»»
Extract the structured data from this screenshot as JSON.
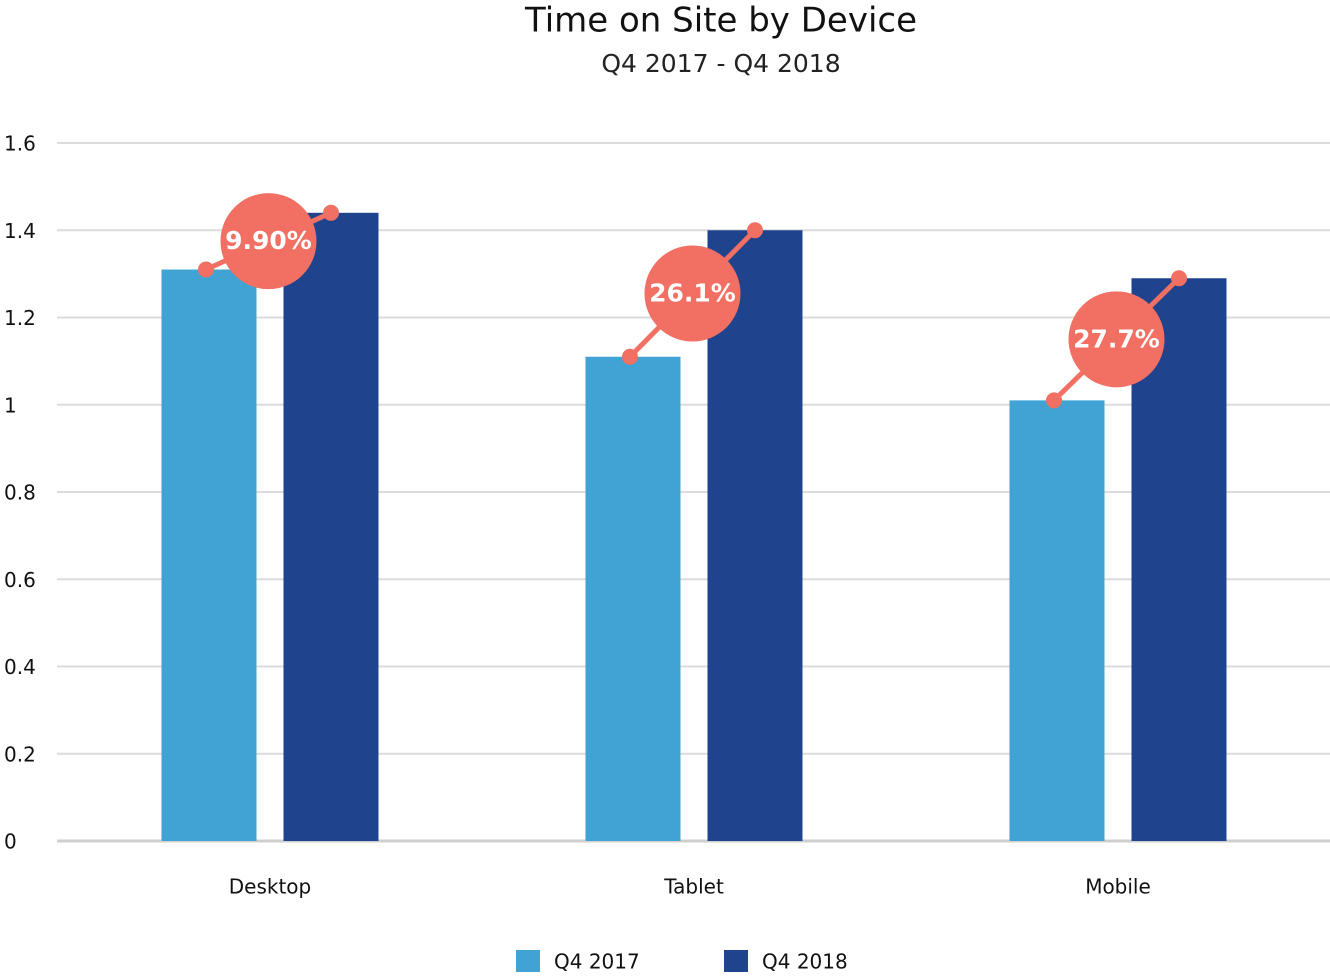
{
  "chart_data": {
    "type": "bar",
    "title": "Time on Site by Device",
    "subtitle": "Q4 2017 - Q4 2018",
    "categories": [
      "Desktop",
      "Tablet",
      "Mobile"
    ],
    "series": [
      {
        "name": "Q4 2017",
        "color": "#41a3d4",
        "values": [
          1.31,
          1.11,
          1.01
        ]
      },
      {
        "name": "Q4 2018",
        "color": "#1f438c",
        "values": [
          1.44,
          1.4,
          1.29
        ]
      }
    ],
    "change": {
      "color": "#f26f63",
      "values": [
        9.9,
        26.1,
        27.7
      ],
      "value_labels": [
        "9.90%",
        "26.1%",
        "27.7%"
      ]
    },
    "ylim": [
      0,
      1.6
    ],
    "yticks": [
      0,
      0.2,
      0.4,
      0.6,
      0.8,
      1,
      1.2,
      1.4,
      1.6
    ],
    "grid": true,
    "legend": "bottom"
  }
}
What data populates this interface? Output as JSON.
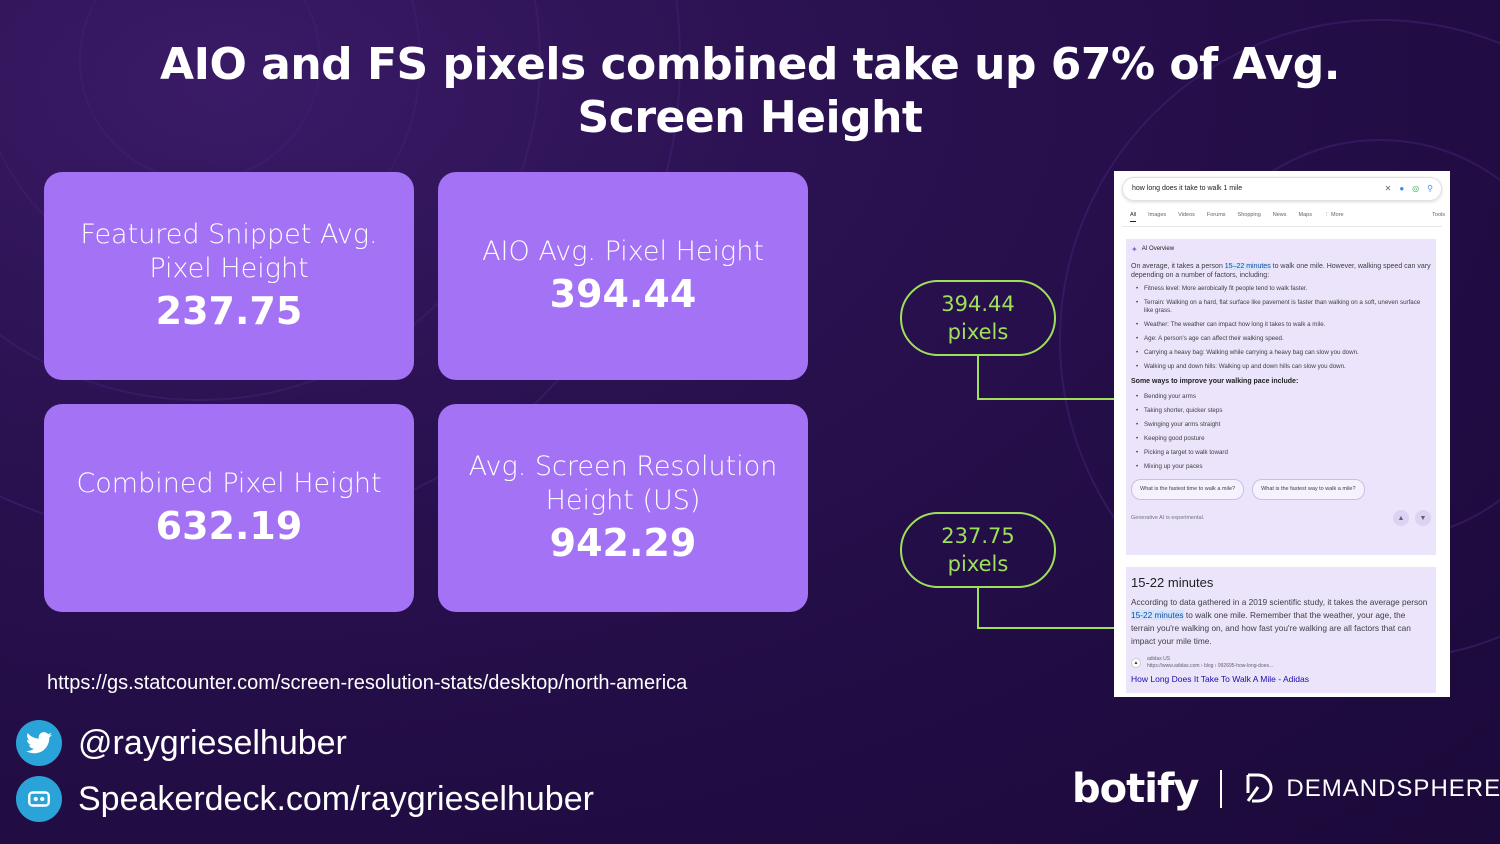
{
  "slide": {
    "title": "AIO and FS pixels combined take up 67% of Avg. Screen Height"
  },
  "cards": [
    {
      "label": "Featured Snippet Avg. Pixel Height",
      "value": "237.75"
    },
    {
      "label": "AIO Avg. Pixel Height",
      "value": "394.44"
    },
    {
      "label": "Combined Pixel Height",
      "value": "632.19"
    },
    {
      "label": "Avg. Screen Resolution Height (US)",
      "value": "942.29"
    }
  ],
  "callouts": [
    {
      "value": "394.44",
      "unit": "pixels"
    },
    {
      "value": "237.75",
      "unit": "pixels"
    }
  ],
  "source": {
    "url": "https://gs.statcounter.com/screen-resolution-stats/desktop/north-america"
  },
  "social": {
    "twitter": "@raygrieselhuber",
    "speakerdeck": "Speakerdeck.com/raygrieselhuber",
    "twitter_icon": "twitter-bird-icon",
    "speakerdeck_icon": "speakerdeck-icon"
  },
  "logos": {
    "botify": "botify",
    "demandsphere": "DEMANDSPHERE"
  },
  "serp": {
    "query": "how long does it take to walk 1 mile",
    "tabs": [
      "All",
      "Images",
      "Videos",
      "Forums",
      "Shopping",
      "News",
      "Maps",
      "⋮ More"
    ],
    "tools": "Tools",
    "aio": {
      "heading": "AI Overview",
      "intro_before": "On average, it takes a person ",
      "intro_highlight": "15–22 minutes",
      "intro_after": " to walk one mile. However, walking speed can vary depending on a number of factors, including:",
      "factors": [
        "Fitness level: More aerobically fit people tend to walk faster.",
        "Terrain: Walking on a hard, flat surface like pavement is faster than walking on a soft, uneven surface like grass.",
        "Weather: The weather can impact how long it takes to walk a mile.",
        "Age: A person's age can affect their walking speed.",
        "Carrying a heavy bag: Walking while carrying a heavy bag can slow you down.",
        "Walking up and down hills: Walking up and down hills can slow you down."
      ],
      "improve_heading": "Some ways to improve your walking pace include:",
      "tips": [
        "Bending your arms",
        "Taking shorter, quicker steps",
        "Swinging your arms straight",
        "Keeping good posture",
        "Picking a target to walk toward",
        "Mixing up your paces"
      ],
      "chips": [
        "What is the fastest time to walk a mile?",
        "What is the fastest way to walk a mile?"
      ],
      "disclaimer": "Generative AI is experimental."
    },
    "fs": {
      "title": "15-22 minutes",
      "body_before": "According to data gathered in a 2019 scientific study, it takes the average person ",
      "body_highlight": "15-22 minutes",
      "body_after": " to walk one mile. Remember that the weather, your age, the terrain you're walking on, and how fast you're walking are all factors that can impact your mile time.",
      "source_name": "adidas US",
      "source_url": "https://www.adidas.com › blog › 992695-how-long-does...",
      "link": "How Long Does It Take To Walk A Mile - Adidas"
    }
  },
  "colors": {
    "card": "#a472f5",
    "callout": "#9ee05a",
    "background": "#210c43"
  }
}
««
Set exercise
Pick out the lines containing the word "Height" and show them.

Written response
    "title": "AIO and FS pixels combined take up 67% of Avg. Screen Height"
      "label": "Featured Snippet Avg. Pixel Height",
      "label": "AIO Avg. Pixel Height",
      "label": "Combined Pixel Height",
      "label": "Avg. Screen Resolution Height (US)",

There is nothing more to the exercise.